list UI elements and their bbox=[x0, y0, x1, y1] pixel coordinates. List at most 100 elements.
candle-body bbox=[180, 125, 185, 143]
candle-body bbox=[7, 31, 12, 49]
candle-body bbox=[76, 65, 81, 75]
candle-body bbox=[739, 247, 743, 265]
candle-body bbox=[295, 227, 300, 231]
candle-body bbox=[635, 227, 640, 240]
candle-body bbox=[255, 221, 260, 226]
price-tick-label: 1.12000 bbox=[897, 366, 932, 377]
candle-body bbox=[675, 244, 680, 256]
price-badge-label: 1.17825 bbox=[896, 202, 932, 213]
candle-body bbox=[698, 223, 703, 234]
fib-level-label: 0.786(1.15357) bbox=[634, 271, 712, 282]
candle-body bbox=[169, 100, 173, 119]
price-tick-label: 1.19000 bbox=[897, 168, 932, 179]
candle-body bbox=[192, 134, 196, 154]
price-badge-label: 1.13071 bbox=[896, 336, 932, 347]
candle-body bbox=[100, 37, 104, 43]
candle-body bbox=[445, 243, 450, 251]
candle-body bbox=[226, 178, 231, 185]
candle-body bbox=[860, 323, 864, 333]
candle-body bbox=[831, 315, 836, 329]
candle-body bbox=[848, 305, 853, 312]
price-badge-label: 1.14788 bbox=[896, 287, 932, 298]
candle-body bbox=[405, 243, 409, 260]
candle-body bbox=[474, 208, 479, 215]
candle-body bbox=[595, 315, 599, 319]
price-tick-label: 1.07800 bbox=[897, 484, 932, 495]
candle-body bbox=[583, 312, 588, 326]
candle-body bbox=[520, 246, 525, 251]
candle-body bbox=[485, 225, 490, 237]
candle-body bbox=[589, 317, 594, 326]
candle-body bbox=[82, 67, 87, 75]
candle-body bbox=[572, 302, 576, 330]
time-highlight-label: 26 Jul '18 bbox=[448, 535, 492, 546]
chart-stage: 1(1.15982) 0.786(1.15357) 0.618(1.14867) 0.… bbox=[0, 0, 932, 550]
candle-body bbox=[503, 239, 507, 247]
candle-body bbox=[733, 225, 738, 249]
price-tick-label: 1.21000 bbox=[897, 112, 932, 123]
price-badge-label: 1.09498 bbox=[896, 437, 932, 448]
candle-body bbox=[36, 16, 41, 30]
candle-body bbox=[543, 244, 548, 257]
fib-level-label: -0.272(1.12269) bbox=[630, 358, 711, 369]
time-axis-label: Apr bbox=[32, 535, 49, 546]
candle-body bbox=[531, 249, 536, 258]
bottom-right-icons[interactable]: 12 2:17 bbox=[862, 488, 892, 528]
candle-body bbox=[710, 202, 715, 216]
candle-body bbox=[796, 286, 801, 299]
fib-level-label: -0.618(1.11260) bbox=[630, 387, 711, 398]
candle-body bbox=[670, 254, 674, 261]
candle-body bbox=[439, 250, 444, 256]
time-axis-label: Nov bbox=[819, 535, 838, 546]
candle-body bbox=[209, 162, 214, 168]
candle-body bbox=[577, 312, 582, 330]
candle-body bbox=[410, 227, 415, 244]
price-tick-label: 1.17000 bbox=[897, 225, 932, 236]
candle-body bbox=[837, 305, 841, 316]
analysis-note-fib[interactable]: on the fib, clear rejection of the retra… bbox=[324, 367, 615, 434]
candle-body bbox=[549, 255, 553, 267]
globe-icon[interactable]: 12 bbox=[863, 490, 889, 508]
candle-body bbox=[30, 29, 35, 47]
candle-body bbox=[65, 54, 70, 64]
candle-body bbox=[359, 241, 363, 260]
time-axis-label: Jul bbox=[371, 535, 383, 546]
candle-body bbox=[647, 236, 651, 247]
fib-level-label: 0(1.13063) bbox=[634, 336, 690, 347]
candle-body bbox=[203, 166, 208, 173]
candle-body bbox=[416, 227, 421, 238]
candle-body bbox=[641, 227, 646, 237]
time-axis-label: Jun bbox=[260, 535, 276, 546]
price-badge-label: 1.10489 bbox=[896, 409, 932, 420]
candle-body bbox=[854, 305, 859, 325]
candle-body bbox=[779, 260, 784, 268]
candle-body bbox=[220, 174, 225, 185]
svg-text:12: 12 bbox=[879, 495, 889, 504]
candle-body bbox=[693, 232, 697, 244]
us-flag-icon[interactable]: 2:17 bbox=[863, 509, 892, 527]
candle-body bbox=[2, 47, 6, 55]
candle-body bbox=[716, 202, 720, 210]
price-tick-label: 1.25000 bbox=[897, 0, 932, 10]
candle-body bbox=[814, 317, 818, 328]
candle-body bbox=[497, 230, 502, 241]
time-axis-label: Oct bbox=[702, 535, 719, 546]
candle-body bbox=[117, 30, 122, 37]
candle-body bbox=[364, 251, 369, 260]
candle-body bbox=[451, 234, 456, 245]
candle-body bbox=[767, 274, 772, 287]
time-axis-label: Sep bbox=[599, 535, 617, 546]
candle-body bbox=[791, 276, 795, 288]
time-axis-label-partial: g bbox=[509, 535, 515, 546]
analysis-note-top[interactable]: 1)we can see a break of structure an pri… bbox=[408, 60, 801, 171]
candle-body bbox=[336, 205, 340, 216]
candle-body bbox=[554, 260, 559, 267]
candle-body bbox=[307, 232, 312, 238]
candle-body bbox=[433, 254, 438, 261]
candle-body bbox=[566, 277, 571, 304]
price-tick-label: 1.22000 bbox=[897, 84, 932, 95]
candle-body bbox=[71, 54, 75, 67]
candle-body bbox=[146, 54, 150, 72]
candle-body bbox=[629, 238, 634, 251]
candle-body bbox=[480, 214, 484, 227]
━━━━━━
Requirement: Please present every line of the items above as a numbered list, leaving out any blank lines.

Task answer:
1. list UI elements and their bbox=[x0, y0, x1, y1] pixel coordinates. List at most 100 elements.
2. candle-body bbox=[180, 125, 185, 143]
3. candle-body bbox=[7, 31, 12, 49]
4. candle-body bbox=[76, 65, 81, 75]
5. candle-body bbox=[739, 247, 743, 265]
6. candle-body bbox=[295, 227, 300, 231]
7. candle-body bbox=[635, 227, 640, 240]
8. candle-body bbox=[255, 221, 260, 226]
9. price-tick-label: 1.12000 bbox=[897, 366, 932, 377]
10. candle-body bbox=[675, 244, 680, 256]
11. price-badge-label: 1.17825 bbox=[896, 202, 932, 213]
12. candle-body bbox=[698, 223, 703, 234]
13. fib-level-label: 0.786(1.15357) bbox=[634, 271, 712, 282]
14. candle-body bbox=[169, 100, 173, 119]
15. price-tick-label: 1.19000 bbox=[897, 168, 932, 179]
16. candle-body bbox=[192, 134, 196, 154]
17. price-badge-label: 1.13071 bbox=[896, 336, 932, 347]
18. candle-body bbox=[100, 37, 104, 43]
19. candle-body bbox=[445, 243, 450, 251]
20. candle-body bbox=[226, 178, 231, 185]
21. candle-body bbox=[860, 323, 864, 333]
22. candle-body bbox=[831, 315, 836, 329]
23. candle-body bbox=[848, 305, 853, 312]
24. price-badge-label: 1.14788 bbox=[896, 287, 932, 298]
25. candle-body bbox=[405, 243, 409, 260]
26. candle-body bbox=[474, 208, 479, 215]
27. candle-body bbox=[595, 315, 599, 319]
28. price-tick-label: 1.07800 bbox=[897, 484, 932, 495]
29. candle-body bbox=[583, 312, 588, 326]
30. candle-body bbox=[520, 246, 525, 251]
31. candle-body bbox=[485, 225, 490, 237]
32. candle-body bbox=[589, 317, 594, 326]
33. candle-body bbox=[82, 67, 87, 75]
34. candle-body bbox=[572, 302, 576, 330]
35. time-highlight-label: 26 Jul '18 bbox=[448, 535, 492, 546]
36. chart-stage: 1(1.15982) 0.786(1.15357) 0.618(1.14867) 0.… bbox=[0, 0, 932, 550]
37. candle-body bbox=[503, 239, 507, 247]
38. candle-body bbox=[733, 225, 738, 249]
39. price-tick-label: 1.21000 bbox=[897, 112, 932, 123]
40. price-badge-label: 1.09498 bbox=[896, 437, 932, 448]
41. candle-body bbox=[36, 16, 41, 30]
42. candle-body bbox=[543, 244, 548, 257]
43. fib-level-label: -0.272(1.12269) bbox=[630, 358, 711, 369]
44. time-axis-label: Apr bbox=[32, 535, 49, 546]
45. candle-body bbox=[531, 249, 536, 258]
46. bottom-right-icons[interactable]: 12 2:17 bbox=[862, 488, 892, 528]
47. candle-body bbox=[710, 202, 715, 216]
48. candle-body bbox=[796, 286, 801, 299]
49. fib-level-label: -0.618(1.11260) bbox=[630, 387, 711, 398]
50. candle-body bbox=[670, 254, 674, 261]
51. candle-body bbox=[439, 250, 444, 256]
52. time-axis-label: Nov bbox=[819, 535, 838, 546]
53. candle-body bbox=[209, 162, 214, 168]
54. candle-body bbox=[577, 312, 582, 330]
55. candle-body bbox=[410, 227, 415, 244]
56. price-tick-label: 1.17000 bbox=[897, 225, 932, 236]
57. candle-body bbox=[837, 305, 841, 316]
58. analysis-note-fib[interactable]: on the fib, clear rejection of the retra… bbox=[324, 367, 615, 434]
59. candle-body bbox=[549, 255, 553, 267]
60. globe-icon[interactable]: 12 bbox=[863, 490, 889, 508]
61. candle-body bbox=[30, 29, 35, 47]
62. candle-body bbox=[65, 54, 70, 64]
63. candle-body bbox=[359, 241, 363, 260]
64. time-axis-label: Jul bbox=[371, 535, 383, 546]
65. candle-body bbox=[647, 236, 651, 247]
66. fib-level-label: 0(1.13063) bbox=[634, 336, 690, 347]
67. candle-body bbox=[203, 166, 208, 173]
68. candle-body bbox=[416, 227, 421, 238]
69. candle-body bbox=[641, 227, 646, 237]
70. time-axis-label: Jun bbox=[260, 535, 276, 546]
71. price-badge-label: 1.10489 bbox=[896, 409, 932, 420]
72. candle-body bbox=[854, 305, 859, 325]
73. candle-body bbox=[779, 260, 784, 268]
74. candle-body bbox=[220, 174, 225, 185]
75. svg-text:12: 12 bbox=[879, 495, 889, 504]
76. candle-body bbox=[693, 232, 697, 244]
77. us-flag-icon[interactable]: 2:17 bbox=[863, 509, 892, 527]
78. candle-body bbox=[2, 47, 6, 55]
79. candle-body bbox=[716, 202, 720, 210]
80. price-tick-label: 1.25000 bbox=[897, 0, 932, 10]
81. candle-body bbox=[814, 317, 818, 328]
82. candle-body bbox=[497, 230, 502, 241]
83. time-axis-label: Oct bbox=[702, 535, 719, 546]
84. candle-body bbox=[117, 30, 122, 37]
85. candle-body bbox=[364, 251, 369, 260]
86. candle-body bbox=[451, 234, 456, 245]
87. candle-body bbox=[767, 274, 772, 287]
88. time-axis-label: Sep bbox=[599, 535, 617, 546]
89. candle-body bbox=[791, 276, 795, 288]
90. time-axis-label-partial: g bbox=[509, 535, 515, 546]
91. analysis-note-top[interactable]: 1)we can see a break of structure an pri… bbox=[408, 60, 801, 171]
92. candle-body bbox=[336, 205, 340, 216]
93. candle-body bbox=[554, 260, 559, 267]
94. candle-body bbox=[307, 232, 312, 238]
95. candle-body bbox=[433, 254, 438, 261]
96. candle-body bbox=[566, 277, 571, 304]
97. price-tick-label: 1.22000 bbox=[897, 84, 932, 95]
98. candle-body bbox=[71, 54, 75, 67]
99. candle-body bbox=[146, 54, 150, 72]
100. candle-body bbox=[629, 238, 634, 251]
101. candle-body bbox=[480, 214, 484, 227]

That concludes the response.